◆ Extracted records:

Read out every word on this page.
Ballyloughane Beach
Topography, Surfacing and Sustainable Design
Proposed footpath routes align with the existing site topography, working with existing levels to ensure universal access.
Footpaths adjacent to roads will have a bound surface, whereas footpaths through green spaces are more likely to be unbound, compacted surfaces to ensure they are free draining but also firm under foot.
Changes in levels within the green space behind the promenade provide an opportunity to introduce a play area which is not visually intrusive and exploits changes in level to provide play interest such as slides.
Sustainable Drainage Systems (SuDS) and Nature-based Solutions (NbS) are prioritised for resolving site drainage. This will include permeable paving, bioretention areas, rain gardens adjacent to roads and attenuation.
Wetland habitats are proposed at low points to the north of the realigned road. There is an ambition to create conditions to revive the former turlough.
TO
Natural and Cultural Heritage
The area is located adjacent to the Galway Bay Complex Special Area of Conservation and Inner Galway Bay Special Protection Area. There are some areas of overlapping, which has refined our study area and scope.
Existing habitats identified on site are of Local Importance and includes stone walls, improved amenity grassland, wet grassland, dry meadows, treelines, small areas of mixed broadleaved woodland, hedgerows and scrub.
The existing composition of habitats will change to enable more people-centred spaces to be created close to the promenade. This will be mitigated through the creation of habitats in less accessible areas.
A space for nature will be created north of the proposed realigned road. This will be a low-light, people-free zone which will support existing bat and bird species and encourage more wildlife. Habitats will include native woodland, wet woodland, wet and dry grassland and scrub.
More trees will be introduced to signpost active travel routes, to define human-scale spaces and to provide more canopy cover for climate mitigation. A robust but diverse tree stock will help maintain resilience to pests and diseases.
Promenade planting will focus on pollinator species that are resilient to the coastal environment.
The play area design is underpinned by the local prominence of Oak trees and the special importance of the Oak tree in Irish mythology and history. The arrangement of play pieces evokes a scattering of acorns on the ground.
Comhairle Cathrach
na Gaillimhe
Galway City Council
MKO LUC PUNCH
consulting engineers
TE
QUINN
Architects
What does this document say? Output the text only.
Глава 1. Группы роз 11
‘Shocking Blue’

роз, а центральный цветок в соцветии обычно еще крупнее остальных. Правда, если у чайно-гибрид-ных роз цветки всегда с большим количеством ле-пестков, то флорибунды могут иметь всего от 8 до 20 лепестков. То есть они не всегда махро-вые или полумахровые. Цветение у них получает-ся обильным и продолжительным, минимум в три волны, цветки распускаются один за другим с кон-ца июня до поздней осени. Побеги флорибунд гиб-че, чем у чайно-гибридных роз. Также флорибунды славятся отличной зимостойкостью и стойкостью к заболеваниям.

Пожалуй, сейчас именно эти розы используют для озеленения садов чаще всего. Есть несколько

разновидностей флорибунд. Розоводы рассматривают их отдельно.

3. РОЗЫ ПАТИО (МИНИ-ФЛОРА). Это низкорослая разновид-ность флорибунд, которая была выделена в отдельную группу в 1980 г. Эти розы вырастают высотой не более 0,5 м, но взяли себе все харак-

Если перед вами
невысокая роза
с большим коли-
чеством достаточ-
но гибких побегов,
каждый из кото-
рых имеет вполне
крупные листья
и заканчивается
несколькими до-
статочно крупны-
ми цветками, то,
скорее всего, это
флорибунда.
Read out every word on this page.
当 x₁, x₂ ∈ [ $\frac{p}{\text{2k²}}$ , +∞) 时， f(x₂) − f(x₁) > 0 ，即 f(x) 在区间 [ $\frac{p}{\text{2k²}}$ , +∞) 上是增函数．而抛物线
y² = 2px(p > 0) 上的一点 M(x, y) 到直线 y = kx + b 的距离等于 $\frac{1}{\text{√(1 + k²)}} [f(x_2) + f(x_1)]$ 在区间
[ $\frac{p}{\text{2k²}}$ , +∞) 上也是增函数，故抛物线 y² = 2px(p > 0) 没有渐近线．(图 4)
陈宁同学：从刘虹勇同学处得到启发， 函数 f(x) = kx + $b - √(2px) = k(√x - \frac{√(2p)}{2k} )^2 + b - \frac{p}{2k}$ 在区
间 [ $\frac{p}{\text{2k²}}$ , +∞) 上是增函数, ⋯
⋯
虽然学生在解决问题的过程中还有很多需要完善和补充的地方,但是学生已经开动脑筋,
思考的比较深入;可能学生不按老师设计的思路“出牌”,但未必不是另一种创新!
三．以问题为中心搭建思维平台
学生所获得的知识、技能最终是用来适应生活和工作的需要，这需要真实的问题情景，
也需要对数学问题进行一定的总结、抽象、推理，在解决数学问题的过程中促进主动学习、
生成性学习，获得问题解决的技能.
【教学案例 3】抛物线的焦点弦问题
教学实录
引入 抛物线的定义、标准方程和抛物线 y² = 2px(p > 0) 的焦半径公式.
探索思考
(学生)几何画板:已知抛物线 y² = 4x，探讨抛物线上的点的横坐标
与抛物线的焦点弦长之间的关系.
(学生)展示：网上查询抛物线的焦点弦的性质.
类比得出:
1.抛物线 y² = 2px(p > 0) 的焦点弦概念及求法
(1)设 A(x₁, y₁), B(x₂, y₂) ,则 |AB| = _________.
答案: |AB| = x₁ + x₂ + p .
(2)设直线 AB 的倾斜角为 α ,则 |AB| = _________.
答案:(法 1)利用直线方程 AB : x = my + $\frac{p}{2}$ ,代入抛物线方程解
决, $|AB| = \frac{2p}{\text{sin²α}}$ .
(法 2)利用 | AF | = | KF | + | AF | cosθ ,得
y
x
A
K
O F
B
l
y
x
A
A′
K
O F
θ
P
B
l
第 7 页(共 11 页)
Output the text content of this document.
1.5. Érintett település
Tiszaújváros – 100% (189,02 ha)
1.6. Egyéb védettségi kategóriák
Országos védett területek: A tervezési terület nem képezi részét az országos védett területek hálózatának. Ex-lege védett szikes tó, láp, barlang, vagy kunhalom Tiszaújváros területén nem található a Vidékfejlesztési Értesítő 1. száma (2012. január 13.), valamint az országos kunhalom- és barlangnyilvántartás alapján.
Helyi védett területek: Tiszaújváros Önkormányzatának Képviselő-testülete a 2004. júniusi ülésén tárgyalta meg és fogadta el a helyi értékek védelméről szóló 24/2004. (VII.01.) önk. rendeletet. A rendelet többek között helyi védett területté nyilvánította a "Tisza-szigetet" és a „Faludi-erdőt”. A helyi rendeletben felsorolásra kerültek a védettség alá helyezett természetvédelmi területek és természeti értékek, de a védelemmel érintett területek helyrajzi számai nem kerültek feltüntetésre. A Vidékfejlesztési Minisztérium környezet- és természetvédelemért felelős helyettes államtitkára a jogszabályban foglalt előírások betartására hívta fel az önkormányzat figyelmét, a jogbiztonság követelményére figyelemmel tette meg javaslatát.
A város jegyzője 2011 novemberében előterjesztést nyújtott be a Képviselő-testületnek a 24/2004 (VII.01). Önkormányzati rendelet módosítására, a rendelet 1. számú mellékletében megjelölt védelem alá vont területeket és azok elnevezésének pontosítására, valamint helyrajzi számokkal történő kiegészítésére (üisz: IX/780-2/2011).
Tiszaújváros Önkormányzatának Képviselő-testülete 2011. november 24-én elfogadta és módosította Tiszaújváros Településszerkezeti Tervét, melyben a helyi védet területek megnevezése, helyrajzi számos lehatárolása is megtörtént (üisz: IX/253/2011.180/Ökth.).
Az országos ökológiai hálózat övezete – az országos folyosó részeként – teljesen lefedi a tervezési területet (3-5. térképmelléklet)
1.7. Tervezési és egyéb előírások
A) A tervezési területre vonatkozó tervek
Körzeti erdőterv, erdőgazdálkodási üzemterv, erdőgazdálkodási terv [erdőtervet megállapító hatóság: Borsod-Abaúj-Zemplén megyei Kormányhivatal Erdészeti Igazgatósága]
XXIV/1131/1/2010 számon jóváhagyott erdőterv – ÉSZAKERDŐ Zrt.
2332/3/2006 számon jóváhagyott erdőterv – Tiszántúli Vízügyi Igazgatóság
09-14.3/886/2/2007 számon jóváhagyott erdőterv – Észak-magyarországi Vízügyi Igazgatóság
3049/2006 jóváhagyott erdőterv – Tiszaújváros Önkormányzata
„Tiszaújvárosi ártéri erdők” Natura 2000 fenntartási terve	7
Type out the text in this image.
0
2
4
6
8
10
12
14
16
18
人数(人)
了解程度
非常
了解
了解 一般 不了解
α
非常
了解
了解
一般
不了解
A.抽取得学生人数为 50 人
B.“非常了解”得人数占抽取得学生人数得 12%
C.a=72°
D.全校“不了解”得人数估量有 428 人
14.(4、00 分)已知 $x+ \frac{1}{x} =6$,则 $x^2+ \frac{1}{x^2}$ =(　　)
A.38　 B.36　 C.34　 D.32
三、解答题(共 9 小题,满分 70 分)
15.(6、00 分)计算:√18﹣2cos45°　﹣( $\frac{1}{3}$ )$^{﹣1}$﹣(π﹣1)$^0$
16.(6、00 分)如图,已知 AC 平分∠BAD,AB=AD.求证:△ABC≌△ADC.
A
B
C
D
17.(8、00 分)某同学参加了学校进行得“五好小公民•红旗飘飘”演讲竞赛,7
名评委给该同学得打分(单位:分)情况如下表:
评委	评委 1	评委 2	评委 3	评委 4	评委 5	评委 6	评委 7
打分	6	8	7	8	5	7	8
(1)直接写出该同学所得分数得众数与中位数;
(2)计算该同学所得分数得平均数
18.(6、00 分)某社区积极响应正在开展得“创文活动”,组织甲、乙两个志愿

◆ What you should do:
Begin with the line that contains "Type out the text in this image." and set down each line exactly until the records above end, including the final line.

◆ Written reply:
Type out the text in this image.
0
2
4
6
8
10
12
14
16
18
人数(人)
了解程度
非常
了解
了解 一般 不了解
α
非常
了解
了解
一般
不了解
A.抽取得学生人数为 50 人
B.“非常了解”得人数占抽取得学生人数得 12%
C.a=72°
D.全校“不了解”得人数估量有 428 人
14.(4、00 分)已知 $x+ \frac{1}{x} =6$,则 $x^2+ \frac{1}{x^2}$ =(　　)
A.38　 B.36　 C.34　 D.32
三、解答题(共 9 小题,满分 70 分)
15.(6、00 分)计算:√18﹣2cos45°　﹣( $\frac{1}{3}$ )$^{﹣1}$﹣(π﹣1)$^0$
16.(6、00 分)如图,已知 AC 平分∠BAD,AB=AD.求证:△ABC≌△ADC.
A
B
C
D
17.(8、00 分)某同学参加了学校进行得“五好小公民•红旗飘飘”演讲竞赛,7
名评委给该同学得打分(单位:分)情况如下表:
评委	评委 1	评委 2	评委 3	评委 4	评委 5	评委 6	评委 7
打分	6	8	7	8	5	7	8
(1)直接写出该同学所得分数得众数与中位数;
(2)计算该同学所得分数得平均数
18.(6、00 分)某社区积极响应正在开展得“创文活动”,组织甲、乙两个志愿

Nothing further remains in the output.